What you are asked to do: In the material below, find every line with "height" and pull it out.

Listing:
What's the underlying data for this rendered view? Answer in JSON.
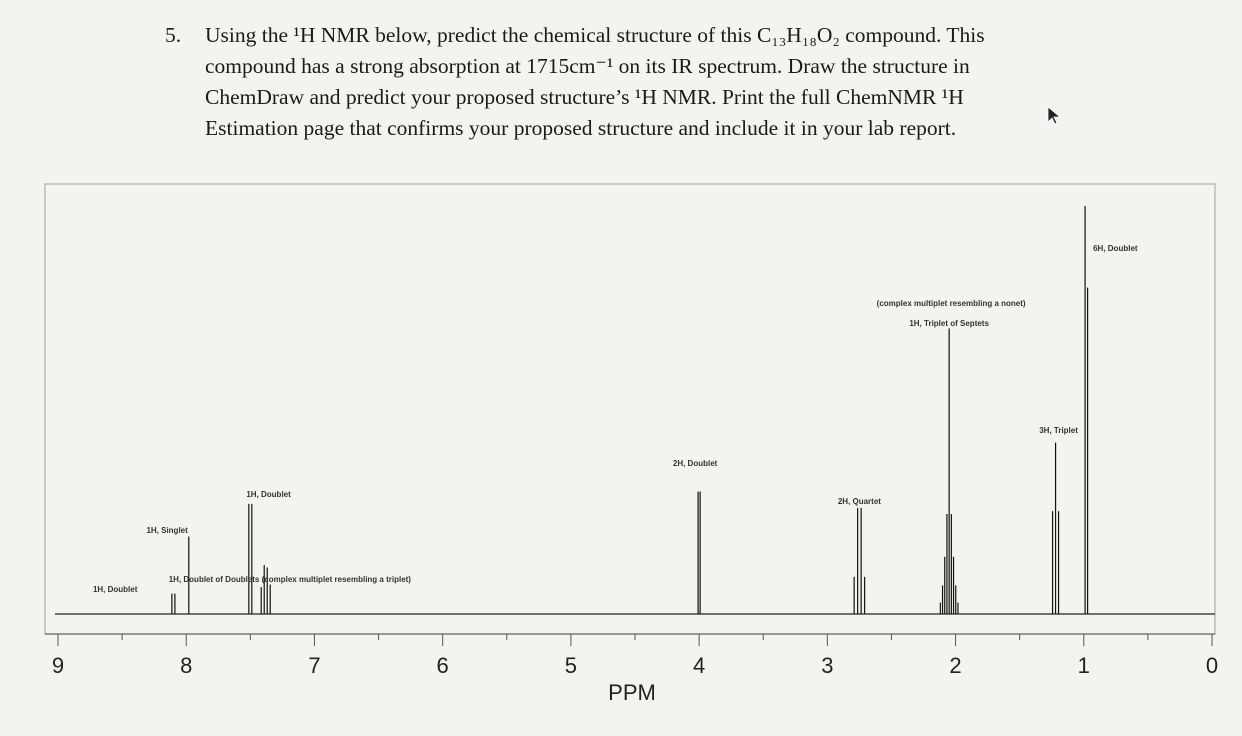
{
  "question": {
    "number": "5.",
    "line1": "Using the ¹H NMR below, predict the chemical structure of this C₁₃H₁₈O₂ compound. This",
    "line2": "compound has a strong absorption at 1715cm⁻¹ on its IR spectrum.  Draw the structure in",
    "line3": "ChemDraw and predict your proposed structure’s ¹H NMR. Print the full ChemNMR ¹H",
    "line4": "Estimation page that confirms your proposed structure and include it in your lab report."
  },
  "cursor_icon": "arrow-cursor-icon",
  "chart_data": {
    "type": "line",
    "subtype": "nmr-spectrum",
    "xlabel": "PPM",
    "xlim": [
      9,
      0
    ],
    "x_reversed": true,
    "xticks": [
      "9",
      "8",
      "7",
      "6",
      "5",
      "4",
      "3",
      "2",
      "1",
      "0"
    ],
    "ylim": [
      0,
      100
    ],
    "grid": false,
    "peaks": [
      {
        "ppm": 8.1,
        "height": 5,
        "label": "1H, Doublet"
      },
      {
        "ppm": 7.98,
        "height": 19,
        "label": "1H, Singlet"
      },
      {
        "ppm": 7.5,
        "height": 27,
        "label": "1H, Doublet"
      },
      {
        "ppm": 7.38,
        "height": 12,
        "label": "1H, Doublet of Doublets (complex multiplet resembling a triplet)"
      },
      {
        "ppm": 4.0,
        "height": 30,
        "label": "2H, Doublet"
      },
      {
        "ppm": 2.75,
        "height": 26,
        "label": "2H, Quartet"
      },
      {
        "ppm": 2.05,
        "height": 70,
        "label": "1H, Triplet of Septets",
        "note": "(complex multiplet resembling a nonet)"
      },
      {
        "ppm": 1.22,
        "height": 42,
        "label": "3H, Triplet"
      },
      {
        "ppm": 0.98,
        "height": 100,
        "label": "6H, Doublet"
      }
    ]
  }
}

Exercise answer:
        "height": 5,
        "height": 19,
        "height": 27,
        "height": 12,
        "height": 30,
        "height": 26,
        "height": 70,
        "height": 42,
        "height": 100,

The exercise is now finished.